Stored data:
————
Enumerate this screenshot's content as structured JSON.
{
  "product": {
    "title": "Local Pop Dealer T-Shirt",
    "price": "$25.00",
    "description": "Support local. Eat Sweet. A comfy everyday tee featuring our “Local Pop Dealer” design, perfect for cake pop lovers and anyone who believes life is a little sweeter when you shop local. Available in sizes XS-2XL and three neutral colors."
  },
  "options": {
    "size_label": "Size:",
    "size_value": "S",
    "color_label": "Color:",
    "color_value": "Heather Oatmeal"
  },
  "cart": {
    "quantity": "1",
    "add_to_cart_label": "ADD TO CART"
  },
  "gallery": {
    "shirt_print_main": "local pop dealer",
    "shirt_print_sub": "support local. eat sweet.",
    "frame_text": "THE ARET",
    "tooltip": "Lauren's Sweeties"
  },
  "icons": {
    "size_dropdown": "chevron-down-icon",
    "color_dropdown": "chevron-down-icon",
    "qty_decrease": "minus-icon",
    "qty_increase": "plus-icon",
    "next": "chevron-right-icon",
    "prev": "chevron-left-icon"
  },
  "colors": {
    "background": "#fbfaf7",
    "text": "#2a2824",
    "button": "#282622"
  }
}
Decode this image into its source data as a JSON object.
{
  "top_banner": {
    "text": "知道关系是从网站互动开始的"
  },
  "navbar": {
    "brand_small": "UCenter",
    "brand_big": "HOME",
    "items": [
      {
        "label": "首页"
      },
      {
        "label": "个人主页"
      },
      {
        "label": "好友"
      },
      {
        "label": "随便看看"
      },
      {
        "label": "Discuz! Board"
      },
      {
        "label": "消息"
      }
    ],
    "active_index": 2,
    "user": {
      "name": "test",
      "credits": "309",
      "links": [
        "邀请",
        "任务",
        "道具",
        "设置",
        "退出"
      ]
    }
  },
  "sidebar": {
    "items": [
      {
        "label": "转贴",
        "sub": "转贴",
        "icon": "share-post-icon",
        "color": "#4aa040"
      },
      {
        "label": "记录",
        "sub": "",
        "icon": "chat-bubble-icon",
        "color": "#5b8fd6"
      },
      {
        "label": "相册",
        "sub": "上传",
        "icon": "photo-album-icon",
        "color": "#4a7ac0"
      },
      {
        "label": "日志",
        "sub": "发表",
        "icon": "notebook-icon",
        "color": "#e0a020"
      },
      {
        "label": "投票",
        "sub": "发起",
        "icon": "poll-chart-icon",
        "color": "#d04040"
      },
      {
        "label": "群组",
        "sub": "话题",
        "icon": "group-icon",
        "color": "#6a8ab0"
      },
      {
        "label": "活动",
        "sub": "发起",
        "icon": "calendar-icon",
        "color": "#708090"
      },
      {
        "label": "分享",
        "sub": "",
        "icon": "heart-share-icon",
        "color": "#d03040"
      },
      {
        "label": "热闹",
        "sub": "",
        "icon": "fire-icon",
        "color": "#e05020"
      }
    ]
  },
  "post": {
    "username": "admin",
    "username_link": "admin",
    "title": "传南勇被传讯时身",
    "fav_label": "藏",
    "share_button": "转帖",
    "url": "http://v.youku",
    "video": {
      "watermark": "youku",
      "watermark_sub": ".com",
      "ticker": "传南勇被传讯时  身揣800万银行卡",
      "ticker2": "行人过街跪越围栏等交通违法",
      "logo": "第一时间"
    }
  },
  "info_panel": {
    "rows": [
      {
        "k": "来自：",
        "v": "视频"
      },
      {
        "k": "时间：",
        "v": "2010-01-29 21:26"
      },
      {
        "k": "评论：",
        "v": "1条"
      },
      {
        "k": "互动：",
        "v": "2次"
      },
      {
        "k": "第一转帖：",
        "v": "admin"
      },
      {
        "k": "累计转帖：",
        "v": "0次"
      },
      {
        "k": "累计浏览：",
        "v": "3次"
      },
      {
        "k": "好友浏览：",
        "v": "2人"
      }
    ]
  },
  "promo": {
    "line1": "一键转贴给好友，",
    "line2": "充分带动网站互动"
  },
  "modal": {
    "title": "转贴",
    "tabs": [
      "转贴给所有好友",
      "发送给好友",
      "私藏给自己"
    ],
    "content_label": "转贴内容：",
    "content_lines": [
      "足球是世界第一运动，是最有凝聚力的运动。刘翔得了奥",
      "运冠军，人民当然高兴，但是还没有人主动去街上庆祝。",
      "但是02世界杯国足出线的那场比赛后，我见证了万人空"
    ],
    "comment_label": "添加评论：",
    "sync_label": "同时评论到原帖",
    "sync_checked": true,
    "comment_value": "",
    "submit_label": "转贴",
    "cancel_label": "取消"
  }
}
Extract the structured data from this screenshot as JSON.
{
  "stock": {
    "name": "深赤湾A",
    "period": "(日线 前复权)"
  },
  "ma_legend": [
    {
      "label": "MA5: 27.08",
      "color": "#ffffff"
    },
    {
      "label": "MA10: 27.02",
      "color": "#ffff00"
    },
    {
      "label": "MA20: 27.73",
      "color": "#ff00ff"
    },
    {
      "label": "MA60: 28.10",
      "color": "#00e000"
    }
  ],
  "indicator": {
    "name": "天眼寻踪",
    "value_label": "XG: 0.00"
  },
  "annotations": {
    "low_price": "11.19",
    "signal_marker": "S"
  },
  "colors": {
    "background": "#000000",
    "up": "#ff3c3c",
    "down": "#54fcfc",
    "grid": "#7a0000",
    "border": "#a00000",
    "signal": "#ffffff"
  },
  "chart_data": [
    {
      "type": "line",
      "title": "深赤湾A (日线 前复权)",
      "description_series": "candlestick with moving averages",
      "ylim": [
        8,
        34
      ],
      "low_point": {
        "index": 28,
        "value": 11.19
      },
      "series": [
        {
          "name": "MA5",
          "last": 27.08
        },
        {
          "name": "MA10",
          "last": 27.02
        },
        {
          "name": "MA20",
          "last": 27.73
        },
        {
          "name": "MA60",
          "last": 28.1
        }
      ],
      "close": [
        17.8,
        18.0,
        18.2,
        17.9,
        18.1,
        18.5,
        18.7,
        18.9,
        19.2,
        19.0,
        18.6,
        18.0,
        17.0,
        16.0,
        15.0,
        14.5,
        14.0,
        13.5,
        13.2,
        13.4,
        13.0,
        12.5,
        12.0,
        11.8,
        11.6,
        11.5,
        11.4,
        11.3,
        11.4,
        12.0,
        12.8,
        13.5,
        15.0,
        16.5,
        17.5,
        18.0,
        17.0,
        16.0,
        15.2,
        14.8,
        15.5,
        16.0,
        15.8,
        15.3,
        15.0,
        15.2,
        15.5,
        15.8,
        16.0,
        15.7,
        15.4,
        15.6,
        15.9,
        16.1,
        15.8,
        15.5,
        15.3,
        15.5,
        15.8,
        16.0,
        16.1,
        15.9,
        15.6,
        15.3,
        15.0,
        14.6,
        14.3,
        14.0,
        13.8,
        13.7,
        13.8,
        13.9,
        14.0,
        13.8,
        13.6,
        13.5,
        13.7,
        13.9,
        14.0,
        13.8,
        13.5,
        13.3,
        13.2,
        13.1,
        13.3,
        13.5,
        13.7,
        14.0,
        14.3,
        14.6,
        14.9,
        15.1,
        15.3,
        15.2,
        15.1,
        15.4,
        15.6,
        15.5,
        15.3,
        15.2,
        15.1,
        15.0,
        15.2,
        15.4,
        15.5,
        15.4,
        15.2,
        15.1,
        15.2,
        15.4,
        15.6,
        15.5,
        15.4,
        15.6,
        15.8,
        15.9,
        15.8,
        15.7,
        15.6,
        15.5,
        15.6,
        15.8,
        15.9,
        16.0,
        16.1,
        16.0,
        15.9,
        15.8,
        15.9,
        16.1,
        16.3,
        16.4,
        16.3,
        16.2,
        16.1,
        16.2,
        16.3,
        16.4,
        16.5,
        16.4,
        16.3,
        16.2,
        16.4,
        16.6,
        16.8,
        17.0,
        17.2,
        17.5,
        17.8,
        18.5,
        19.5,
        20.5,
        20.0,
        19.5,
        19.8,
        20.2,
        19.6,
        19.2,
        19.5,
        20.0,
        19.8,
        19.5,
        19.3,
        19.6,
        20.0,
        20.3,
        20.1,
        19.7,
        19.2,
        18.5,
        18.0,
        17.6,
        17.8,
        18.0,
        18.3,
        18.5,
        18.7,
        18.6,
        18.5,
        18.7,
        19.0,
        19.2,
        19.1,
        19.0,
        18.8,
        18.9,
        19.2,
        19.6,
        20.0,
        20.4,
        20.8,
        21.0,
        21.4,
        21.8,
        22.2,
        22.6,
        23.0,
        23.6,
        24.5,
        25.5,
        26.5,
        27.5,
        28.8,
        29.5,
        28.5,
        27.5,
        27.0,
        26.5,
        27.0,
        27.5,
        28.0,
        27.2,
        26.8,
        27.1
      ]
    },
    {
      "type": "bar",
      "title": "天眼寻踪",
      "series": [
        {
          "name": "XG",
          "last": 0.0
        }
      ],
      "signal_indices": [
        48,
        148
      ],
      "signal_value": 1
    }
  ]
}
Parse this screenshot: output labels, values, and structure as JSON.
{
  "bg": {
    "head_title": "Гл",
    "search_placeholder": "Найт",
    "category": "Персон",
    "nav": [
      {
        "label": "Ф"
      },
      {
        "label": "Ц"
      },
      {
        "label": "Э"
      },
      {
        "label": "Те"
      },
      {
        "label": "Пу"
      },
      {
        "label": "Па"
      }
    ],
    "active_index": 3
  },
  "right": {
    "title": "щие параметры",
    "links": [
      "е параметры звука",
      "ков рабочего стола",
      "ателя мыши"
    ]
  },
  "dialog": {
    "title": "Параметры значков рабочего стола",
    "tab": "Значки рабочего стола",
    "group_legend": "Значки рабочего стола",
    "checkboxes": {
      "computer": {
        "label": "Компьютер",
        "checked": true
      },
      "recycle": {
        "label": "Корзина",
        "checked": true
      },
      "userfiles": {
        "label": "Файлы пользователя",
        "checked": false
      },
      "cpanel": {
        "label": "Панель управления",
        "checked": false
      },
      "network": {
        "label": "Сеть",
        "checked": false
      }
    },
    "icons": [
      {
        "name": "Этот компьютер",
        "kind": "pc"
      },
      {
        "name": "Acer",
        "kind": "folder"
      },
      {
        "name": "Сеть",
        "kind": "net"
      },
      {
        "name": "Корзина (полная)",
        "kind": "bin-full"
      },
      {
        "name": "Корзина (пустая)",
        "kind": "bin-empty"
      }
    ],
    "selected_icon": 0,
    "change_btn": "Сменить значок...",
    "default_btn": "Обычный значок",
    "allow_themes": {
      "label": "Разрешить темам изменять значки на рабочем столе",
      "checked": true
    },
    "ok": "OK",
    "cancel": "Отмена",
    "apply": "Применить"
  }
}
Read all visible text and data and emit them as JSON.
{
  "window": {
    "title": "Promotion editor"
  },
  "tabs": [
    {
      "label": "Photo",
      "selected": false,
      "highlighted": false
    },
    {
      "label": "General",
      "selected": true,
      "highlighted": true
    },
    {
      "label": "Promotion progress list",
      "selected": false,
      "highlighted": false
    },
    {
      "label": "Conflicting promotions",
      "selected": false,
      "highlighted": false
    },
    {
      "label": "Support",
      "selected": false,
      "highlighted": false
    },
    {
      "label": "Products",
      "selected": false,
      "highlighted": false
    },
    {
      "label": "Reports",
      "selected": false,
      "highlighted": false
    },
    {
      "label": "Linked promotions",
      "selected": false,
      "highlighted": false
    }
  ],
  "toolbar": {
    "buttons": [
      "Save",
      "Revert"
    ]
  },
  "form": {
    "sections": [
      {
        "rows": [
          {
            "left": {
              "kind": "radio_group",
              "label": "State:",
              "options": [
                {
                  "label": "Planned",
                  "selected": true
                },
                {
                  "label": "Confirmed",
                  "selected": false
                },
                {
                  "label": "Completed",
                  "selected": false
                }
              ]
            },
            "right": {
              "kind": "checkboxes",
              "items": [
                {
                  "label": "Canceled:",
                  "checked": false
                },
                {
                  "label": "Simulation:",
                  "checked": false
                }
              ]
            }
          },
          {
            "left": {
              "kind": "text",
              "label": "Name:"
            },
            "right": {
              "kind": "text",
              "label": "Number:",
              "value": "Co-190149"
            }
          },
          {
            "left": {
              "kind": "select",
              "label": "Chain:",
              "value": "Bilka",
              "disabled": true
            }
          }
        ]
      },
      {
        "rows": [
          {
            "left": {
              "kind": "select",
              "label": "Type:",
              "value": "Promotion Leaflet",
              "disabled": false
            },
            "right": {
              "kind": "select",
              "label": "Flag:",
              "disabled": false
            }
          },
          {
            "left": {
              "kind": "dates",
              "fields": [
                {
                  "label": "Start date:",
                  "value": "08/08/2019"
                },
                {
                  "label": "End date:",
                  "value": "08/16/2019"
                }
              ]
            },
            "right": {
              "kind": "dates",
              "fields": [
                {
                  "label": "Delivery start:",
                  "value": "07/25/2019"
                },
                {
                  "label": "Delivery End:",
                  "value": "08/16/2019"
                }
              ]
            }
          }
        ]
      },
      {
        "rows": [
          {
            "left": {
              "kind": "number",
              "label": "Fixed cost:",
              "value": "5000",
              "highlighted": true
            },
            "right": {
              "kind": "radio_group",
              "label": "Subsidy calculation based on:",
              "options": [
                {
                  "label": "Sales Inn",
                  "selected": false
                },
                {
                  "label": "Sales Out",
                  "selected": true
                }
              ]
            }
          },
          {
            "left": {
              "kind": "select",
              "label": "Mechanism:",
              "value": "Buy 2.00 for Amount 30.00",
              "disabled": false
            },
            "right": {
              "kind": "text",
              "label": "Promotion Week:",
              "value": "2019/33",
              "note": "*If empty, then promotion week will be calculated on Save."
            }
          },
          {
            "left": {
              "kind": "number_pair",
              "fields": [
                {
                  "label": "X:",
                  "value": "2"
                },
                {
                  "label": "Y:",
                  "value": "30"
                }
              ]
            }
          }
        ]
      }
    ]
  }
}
————
◆ **SHORT PROBLEM**: Above are records; say how many of their lines contain the word "admin", giving only the number.

◆ **TASK ANSWER**: 3